++++ Data provided
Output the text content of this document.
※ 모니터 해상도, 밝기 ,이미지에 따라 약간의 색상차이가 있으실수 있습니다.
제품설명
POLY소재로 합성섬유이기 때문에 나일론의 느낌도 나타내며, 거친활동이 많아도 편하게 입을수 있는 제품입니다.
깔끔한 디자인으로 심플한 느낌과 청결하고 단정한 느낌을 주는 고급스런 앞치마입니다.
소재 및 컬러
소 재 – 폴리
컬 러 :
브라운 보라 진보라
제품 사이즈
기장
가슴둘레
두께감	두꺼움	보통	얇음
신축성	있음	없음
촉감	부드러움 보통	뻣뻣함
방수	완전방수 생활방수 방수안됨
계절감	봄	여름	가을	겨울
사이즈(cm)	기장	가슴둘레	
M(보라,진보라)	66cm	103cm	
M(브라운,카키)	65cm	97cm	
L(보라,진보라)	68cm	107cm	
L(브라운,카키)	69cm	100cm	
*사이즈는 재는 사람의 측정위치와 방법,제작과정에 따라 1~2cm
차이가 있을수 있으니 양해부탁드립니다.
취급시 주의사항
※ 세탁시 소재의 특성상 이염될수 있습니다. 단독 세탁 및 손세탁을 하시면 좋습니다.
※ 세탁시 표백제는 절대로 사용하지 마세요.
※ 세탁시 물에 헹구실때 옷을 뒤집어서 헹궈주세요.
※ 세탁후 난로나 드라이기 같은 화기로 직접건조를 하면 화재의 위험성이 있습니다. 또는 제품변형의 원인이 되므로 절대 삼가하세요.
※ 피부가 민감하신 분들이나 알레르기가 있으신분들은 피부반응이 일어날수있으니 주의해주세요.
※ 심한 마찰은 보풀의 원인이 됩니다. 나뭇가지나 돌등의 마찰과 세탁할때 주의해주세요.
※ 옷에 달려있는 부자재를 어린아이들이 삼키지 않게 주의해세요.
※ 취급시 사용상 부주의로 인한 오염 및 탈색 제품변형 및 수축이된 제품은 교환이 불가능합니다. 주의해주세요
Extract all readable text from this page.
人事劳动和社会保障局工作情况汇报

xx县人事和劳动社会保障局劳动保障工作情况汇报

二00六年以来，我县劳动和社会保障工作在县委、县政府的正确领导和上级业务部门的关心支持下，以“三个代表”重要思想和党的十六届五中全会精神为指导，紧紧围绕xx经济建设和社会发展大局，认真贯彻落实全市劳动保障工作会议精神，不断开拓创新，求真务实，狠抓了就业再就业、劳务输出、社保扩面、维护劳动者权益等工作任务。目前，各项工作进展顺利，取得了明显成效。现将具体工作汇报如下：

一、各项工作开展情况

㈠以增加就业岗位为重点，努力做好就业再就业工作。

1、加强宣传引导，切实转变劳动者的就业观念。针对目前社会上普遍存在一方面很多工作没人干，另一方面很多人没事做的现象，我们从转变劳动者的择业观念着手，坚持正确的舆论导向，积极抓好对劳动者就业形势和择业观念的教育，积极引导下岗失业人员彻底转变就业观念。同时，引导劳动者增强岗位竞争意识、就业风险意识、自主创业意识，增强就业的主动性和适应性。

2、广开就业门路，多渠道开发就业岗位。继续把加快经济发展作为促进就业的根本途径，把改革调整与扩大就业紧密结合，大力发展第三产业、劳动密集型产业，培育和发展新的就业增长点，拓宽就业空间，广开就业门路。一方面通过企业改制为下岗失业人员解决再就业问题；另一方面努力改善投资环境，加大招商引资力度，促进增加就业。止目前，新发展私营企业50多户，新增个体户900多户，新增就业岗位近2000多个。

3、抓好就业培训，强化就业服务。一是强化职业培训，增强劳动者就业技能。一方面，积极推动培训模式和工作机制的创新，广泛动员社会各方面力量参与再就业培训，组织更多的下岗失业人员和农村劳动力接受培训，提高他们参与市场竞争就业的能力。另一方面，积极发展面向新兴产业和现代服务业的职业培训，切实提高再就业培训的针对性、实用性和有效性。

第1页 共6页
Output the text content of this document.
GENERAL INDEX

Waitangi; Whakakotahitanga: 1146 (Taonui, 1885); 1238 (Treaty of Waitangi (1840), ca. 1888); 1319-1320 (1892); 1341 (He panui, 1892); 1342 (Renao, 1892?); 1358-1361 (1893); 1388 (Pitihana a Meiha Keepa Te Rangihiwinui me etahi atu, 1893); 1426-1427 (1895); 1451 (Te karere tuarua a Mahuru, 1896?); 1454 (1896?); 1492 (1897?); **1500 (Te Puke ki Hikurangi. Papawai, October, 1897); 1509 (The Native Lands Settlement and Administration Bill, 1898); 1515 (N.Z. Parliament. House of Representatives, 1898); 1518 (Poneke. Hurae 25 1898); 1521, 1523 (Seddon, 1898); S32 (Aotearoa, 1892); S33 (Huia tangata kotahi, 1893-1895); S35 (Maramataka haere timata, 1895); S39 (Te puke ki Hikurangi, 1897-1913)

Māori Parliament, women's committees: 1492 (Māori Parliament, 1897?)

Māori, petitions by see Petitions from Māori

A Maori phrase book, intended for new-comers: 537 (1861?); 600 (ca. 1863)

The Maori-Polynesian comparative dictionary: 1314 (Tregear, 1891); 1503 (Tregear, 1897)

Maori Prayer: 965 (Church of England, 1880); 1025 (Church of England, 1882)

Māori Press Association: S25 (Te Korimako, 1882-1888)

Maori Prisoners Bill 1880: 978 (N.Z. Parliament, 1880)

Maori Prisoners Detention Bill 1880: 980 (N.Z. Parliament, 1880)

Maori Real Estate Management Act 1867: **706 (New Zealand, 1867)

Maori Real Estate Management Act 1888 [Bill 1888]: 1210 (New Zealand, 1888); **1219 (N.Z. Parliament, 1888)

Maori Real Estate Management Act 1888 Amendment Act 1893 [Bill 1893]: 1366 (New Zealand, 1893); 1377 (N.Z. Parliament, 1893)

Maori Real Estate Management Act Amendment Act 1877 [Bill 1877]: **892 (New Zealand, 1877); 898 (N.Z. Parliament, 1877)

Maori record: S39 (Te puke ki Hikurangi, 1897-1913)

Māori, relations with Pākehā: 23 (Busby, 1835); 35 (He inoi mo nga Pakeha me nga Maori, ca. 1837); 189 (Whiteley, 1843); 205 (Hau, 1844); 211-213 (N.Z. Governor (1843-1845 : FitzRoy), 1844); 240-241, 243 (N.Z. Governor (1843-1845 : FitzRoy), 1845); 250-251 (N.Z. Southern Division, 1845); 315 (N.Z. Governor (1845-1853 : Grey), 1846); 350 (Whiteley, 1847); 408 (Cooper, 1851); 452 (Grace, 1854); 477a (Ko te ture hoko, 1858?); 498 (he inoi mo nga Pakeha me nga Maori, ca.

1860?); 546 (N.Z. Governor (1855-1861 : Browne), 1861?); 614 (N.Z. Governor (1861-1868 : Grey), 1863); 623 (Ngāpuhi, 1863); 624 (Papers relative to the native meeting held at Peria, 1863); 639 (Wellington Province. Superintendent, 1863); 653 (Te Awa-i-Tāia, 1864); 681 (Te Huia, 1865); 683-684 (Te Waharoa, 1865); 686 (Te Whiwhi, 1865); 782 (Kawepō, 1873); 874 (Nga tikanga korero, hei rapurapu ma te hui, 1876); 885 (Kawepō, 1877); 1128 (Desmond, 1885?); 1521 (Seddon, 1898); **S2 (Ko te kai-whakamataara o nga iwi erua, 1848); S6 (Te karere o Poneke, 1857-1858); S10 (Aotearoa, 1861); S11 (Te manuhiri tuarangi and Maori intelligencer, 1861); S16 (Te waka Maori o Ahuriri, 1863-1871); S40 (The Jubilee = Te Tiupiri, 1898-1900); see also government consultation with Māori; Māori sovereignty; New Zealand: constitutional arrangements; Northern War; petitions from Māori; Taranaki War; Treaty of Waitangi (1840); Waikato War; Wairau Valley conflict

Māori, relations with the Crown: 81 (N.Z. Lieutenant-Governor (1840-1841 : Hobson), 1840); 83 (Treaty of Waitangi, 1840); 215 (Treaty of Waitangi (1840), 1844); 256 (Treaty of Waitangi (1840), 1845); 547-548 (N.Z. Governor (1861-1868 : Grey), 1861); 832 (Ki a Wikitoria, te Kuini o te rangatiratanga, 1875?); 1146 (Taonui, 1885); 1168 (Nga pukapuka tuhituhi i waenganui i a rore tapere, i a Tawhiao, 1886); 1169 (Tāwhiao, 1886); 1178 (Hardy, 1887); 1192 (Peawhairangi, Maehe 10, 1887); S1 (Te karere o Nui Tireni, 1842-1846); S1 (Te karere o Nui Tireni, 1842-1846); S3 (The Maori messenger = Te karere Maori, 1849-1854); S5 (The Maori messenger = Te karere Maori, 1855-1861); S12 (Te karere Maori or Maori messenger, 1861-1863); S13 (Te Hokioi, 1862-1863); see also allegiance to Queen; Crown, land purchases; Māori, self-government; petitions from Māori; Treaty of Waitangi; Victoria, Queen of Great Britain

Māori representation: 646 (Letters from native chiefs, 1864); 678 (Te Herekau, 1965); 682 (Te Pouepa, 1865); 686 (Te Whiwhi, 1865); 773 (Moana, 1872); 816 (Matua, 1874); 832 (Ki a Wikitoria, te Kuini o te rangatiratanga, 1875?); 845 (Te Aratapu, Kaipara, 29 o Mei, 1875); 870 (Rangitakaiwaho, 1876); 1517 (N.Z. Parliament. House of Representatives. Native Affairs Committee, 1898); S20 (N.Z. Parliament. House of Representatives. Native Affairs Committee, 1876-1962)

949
++++++++
What is expected >>
Using the records above, pull out each line where the word "Amendment" occurs.

Solution to the problem >>
Maori Real Estate Management Act 1888 Amendment Act 1893 [Bill 1893]: 1366 (New Zealand, 1893); 1377 (N.Z. Parliament, 1893)
Maori Real Estate Management Act Amendment Act 1877 [Bill 1877]: **892 (New Zealand, 1877); 898 (N.Z. Parliament, 1877)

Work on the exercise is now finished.